*Task description*.
Transcribe the records in full, keeping every character as it is.

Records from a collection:
## BEGIN

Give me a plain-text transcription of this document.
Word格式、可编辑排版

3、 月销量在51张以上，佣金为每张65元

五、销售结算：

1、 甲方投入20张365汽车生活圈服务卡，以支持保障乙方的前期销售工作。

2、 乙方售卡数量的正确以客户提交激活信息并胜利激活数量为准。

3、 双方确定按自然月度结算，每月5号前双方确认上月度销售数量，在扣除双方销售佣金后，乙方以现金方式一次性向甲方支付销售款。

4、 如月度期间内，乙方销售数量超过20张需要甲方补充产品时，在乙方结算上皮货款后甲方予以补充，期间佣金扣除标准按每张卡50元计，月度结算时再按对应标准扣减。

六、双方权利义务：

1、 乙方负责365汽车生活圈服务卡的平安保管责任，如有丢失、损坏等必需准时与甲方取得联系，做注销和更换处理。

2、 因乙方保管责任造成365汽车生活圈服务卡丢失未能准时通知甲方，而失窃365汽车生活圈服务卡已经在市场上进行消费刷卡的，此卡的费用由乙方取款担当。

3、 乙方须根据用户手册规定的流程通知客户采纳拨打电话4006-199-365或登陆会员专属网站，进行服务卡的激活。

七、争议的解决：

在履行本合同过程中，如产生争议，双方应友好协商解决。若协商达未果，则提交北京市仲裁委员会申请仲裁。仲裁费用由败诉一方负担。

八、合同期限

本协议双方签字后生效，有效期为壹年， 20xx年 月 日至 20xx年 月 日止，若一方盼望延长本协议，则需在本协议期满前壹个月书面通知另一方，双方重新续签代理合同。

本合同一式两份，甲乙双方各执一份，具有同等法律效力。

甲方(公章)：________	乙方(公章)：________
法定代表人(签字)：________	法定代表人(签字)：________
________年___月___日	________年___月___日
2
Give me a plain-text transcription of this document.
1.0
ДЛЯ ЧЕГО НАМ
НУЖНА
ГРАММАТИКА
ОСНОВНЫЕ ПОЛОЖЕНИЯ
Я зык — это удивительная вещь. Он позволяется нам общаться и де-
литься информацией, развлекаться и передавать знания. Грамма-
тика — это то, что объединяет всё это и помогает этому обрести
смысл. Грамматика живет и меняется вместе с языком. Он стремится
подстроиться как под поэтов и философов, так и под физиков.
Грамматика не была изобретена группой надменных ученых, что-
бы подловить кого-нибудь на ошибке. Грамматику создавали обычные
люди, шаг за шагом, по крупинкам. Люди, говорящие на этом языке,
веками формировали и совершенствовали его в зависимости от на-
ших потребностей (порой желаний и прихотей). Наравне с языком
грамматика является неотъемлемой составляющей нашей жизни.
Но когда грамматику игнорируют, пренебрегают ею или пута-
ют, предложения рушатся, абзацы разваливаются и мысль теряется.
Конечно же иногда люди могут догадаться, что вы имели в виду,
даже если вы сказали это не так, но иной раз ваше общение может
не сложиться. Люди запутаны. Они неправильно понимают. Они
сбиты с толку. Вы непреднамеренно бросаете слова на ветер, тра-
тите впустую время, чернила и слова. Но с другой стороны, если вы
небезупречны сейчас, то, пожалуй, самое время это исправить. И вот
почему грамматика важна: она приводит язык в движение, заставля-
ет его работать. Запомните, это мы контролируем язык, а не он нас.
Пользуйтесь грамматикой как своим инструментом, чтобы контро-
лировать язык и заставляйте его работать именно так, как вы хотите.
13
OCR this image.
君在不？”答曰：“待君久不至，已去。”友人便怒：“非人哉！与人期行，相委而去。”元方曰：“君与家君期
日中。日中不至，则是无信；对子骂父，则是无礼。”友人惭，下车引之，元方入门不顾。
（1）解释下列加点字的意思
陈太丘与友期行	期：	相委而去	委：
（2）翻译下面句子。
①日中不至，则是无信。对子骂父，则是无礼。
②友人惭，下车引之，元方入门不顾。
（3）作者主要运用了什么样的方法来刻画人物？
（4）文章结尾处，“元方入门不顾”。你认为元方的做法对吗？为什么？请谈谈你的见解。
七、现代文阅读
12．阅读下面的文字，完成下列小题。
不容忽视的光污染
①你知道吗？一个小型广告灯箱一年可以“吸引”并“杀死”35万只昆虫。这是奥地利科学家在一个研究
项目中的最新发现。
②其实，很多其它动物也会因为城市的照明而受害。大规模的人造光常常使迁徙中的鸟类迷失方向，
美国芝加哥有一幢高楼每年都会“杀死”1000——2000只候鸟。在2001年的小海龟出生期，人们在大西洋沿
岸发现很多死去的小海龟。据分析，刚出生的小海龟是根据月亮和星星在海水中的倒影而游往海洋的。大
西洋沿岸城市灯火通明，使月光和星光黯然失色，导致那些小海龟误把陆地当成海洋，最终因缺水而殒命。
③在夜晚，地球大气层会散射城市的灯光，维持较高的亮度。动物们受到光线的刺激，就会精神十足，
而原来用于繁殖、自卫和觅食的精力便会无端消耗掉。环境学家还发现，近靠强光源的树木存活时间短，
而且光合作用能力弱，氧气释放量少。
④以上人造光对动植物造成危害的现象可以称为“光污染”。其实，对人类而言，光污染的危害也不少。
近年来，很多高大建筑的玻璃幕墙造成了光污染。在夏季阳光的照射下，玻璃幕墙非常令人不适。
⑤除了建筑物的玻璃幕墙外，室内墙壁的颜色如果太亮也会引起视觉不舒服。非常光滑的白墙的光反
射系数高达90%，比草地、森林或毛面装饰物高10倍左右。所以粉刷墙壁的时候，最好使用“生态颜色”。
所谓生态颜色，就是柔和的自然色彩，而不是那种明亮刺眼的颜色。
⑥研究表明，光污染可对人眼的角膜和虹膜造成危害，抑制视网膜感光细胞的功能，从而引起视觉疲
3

## END

*Solution below*.
Give me a plain-text transcription of this document.
Word格式、可编辑排版

3、 月销量在51张以上，佣金为每张65元

五、销售结算：

1、 甲方投入20张365汽车生活圈服务卡，以支持保障乙方的前期销售工作。

2、 乙方售卡数量的正确以客户提交激活信息并胜利激活数量为准。

3、 双方确定按自然月度结算，每月5号前双方确认上月度销售数量，在扣除双方销售佣金后，乙方以现金方式一次性向甲方支付销售款。

4、 如月度期间内，乙方销售数量超过20张需要甲方补充产品时，在乙方结算上皮货款后甲方予以补充，期间佣金扣除标准按每张卡50元计，月度结算时再按对应标准扣减。

六、双方权利义务：

1、 乙方负责365汽车生活圈服务卡的平安保管责任，如有丢失、损坏等必需准时与甲方取得联系，做注销和更换处理。

2、 因乙方保管责任造成365汽车生活圈服务卡丢失未能准时通知甲方，而失窃365汽车生活圈服务卡已经在市场上进行消费刷卡的，此卡的费用由乙方取款担当。

3、 乙方须根据用户手册规定的流程通知客户采纳拨打电话4006-199-365或登陆会员专属网站，进行服务卡的激活。

七、争议的解决：

在履行本合同过程中，如产生争议，双方应友好协商解决。若协商达未果，则提交北京市仲裁委员会申请仲裁。仲裁费用由败诉一方负担。

八、合同期限

本协议双方签字后生效，有效期为壹年， 20xx年 月 日至 20xx年 月 日止，若一方盼望延长本协议，则需在本协议期满前壹个月书面通知另一方，双方重新续签代理合同。

本合同一式两份，甲乙双方各执一份，具有同等法律效力。

甲方(公章)：________	乙方(公章)：________
法定代表人(签字)：________	法定代表人(签字)：________
________年___月___日	________年___月___日
2
Give me a plain-text transcription of this document.
1.0
ДЛЯ ЧЕГО НАМ
НУЖНА
ГРАММАТИКА
ОСНОВНЫЕ ПОЛОЖЕНИЯ
Я зык — это удивительная вещь. Он позволяется нам общаться и де-
литься информацией, развлекаться и передавать знания. Грамма-
тика — это то, что объединяет всё это и помогает этому обрести
смысл. Грамматика живет и меняется вместе с языком. Он стремится
подстроиться как под поэтов и философов, так и под физиков.
Грамматика не была изобретена группой надменных ученых, что-
бы подловить кого-нибудь на ошибке. Грамматику создавали обычные
люди, шаг за шагом, по крупинкам. Люди, говорящие на этом языке,
веками формировали и совершенствовали его в зависимости от на-
ших потребностей (порой желаний и прихотей). Наравне с языком
грамматика является неотъемлемой составляющей нашей жизни.
Но когда грамматику игнорируют, пренебрегают ею или пута-
ют, предложения рушатся, абзацы разваливаются и мысль теряется.
Конечно же иногда люди могут догадаться, что вы имели в виду,
даже если вы сказали это не так, но иной раз ваше общение может
не сложиться. Люди запутаны. Они неправильно понимают. Они
сбиты с толку. Вы непреднамеренно бросаете слова на ветер, тра-
тите впустую время, чернила и слова. Но с другой стороны, если вы
небезупречны сейчас, то, пожалуй, самое время это исправить. И вот
почему грамматика важна: она приводит язык в движение, заставля-
ет его работать. Запомните, это мы контролируем язык, а не он нас.
Пользуйтесь грамматикой как своим инструментом, чтобы контро-
лировать язык и заставляйте его работать именно так, как вы хотите.
13
OCR this image.
君在不？”答曰：“待君久不至，已去。”友人便怒：“非人哉！与人期行，相委而去。”元方曰：“君与家君期
日中。日中不至，则是无信；对子骂父，则是无礼。”友人惭，下车引之，元方入门不顾。
（1）解释下列加点字的意思
陈太丘与友期行	期：	相委而去	委：
（2）翻译下面句子。
①日中不至，则是无信。对子骂父，则是无礼。
②友人惭，下车引之，元方入门不顾。
（3）作者主要运用了什么样的方法来刻画人物？
（4）文章结尾处，“元方入门不顾”。你认为元方的做法对吗？为什么？请谈谈你的见解。
七、现代文阅读
12．阅读下面的文字，完成下列小题。
不容忽视的光污染
①你知道吗？一个小型广告灯箱一年可以“吸引”并“杀死”35万只昆虫。这是奥地利科学家在一个研究
项目中的最新发现。
②其实，很多其它动物也会因为城市的照明而受害。大规模的人造光常常使迁徙中的鸟类迷失方向，
美国芝加哥有一幢高楼每年都会“杀死”1000——2000只候鸟。在2001年的小海龟出生期，人们在大西洋沿
岸发现很多死去的小海龟。据分析，刚出生的小海龟是根据月亮和星星在海水中的倒影而游往海洋的。大
西洋沿岸城市灯火通明，使月光和星光黯然失色，导致那些小海龟误把陆地当成海洋，最终因缺水而殒命。
③在夜晚，地球大气层会散射城市的灯光，维持较高的亮度。动物们受到光线的刺激，就会精神十足，
而原来用于繁殖、自卫和觅食的精力便会无端消耗掉。环境学家还发现，近靠强光源的树木存活时间短，
而且光合作用能力弱，氧气释放量少。
④以上人造光对动植物造成危害的现象可以称为“光污染”。其实，对人类而言，光污染的危害也不少。
近年来，很多高大建筑的玻璃幕墙造成了光污染。在夏季阳光的照射下，玻璃幕墙非常令人不适。
⑤除了建筑物的玻璃幕墙外，室内墙壁的颜色如果太亮也会引起视觉不舒服。非常光滑的白墙的光反
射系数高达90%，比草地、森林或毛面装饰物高10倍左右。所以粉刷墙壁的时候，最好使用“生态颜色”。
所谓生态颜色，就是柔和的自然色彩，而不是那种明亮刺眼的颜色。
⑥研究表明，光污染可对人眼的角膜和虹膜造成危害，抑制视网膜感光细胞的功能，从而引起视觉疲
3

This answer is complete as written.